Records about charts and figures
>>

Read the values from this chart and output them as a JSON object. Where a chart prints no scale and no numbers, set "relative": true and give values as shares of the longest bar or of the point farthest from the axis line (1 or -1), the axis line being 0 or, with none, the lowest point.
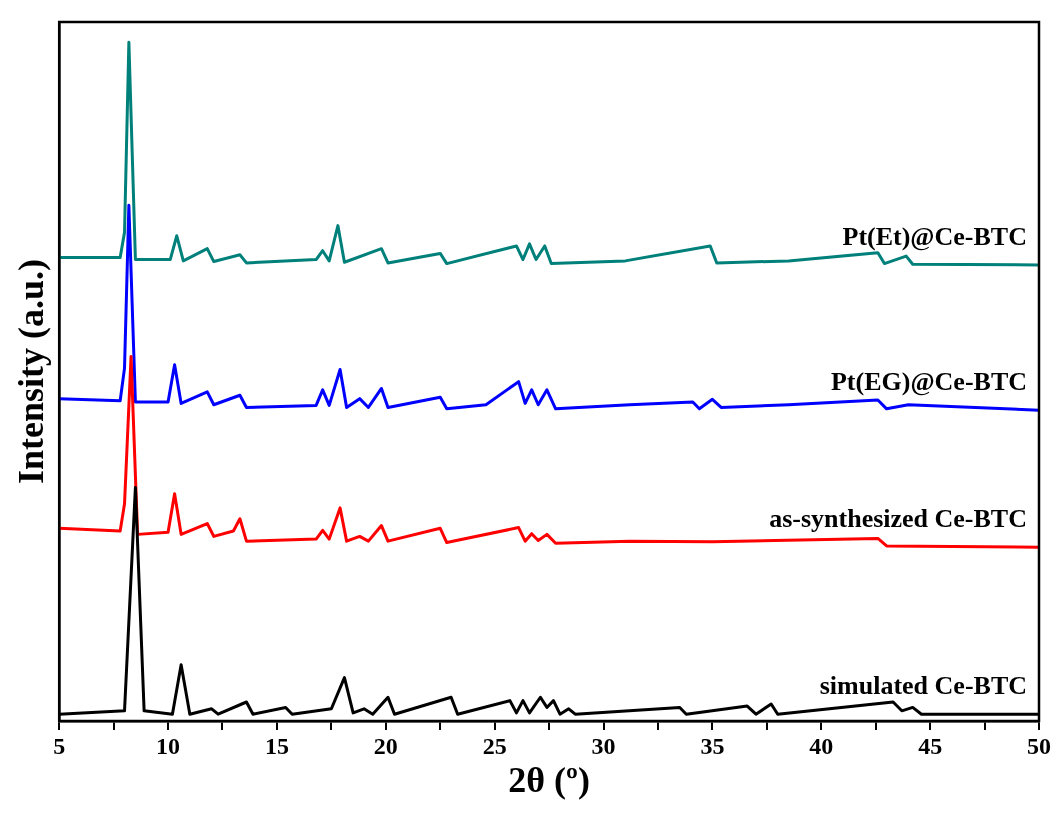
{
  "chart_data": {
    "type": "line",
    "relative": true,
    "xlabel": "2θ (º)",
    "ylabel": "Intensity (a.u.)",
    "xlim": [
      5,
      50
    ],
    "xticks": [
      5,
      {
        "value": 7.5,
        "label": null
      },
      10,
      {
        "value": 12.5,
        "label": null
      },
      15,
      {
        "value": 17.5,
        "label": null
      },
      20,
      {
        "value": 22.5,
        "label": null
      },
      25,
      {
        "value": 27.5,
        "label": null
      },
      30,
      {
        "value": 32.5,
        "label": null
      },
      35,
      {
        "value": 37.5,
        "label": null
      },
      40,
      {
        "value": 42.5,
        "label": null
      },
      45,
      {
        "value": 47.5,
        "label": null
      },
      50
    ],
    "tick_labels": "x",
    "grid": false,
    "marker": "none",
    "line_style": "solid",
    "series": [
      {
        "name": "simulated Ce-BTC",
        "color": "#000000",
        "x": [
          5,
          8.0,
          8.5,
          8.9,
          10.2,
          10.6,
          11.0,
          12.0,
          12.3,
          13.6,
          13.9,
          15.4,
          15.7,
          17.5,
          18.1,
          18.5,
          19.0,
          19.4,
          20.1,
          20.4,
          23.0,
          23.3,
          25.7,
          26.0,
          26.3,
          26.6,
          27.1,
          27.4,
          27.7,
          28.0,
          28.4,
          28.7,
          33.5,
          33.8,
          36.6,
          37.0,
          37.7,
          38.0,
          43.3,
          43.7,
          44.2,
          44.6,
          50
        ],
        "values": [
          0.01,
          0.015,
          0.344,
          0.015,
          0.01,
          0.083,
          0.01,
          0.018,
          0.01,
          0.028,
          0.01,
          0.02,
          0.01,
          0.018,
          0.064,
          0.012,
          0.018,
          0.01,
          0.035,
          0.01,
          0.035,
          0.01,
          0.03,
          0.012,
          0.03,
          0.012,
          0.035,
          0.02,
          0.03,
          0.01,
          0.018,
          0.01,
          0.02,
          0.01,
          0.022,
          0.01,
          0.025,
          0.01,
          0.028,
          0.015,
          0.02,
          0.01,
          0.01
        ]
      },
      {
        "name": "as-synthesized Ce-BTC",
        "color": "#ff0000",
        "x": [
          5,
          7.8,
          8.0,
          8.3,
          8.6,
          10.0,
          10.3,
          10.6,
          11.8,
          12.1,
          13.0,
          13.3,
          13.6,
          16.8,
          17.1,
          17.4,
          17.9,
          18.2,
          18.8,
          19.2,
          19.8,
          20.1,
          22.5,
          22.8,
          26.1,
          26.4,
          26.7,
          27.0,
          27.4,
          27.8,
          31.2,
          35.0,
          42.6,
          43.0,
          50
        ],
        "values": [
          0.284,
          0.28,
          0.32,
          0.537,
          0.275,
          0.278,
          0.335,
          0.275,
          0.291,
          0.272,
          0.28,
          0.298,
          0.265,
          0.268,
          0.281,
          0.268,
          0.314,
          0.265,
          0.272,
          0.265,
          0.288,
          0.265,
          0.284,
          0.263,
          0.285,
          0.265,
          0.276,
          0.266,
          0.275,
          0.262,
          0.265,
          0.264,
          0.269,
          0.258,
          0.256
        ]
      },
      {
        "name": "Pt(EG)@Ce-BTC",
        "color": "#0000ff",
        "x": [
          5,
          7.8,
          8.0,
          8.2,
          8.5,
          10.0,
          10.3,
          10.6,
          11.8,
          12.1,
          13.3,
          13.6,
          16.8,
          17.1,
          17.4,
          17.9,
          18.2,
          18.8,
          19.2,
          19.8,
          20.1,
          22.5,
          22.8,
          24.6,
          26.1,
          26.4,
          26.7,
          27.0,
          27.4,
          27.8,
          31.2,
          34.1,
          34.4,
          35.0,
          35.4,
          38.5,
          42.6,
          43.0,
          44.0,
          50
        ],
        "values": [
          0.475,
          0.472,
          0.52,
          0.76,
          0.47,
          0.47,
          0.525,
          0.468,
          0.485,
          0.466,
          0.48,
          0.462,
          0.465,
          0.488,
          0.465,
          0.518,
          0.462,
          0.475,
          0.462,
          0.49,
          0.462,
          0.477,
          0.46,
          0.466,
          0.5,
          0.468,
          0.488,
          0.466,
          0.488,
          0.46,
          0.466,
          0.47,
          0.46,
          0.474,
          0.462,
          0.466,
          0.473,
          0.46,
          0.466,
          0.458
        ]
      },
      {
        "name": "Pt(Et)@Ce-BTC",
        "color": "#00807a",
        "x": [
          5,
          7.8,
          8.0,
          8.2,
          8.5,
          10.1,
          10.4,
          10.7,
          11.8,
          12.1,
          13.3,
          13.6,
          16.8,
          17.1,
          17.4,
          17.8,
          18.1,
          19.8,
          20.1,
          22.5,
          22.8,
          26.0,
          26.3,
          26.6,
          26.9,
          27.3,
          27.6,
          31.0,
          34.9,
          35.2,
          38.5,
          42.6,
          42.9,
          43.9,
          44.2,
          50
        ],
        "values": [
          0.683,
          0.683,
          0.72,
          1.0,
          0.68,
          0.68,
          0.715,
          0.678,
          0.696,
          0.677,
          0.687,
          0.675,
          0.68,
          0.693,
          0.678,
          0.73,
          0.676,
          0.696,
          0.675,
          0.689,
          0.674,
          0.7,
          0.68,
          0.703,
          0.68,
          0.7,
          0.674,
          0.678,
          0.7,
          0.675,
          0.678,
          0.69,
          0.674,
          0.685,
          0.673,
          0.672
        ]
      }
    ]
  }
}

<<

» **Request**
Give only the number of lines in the material above that hold the word "relative".

» **Answer to this problem**
2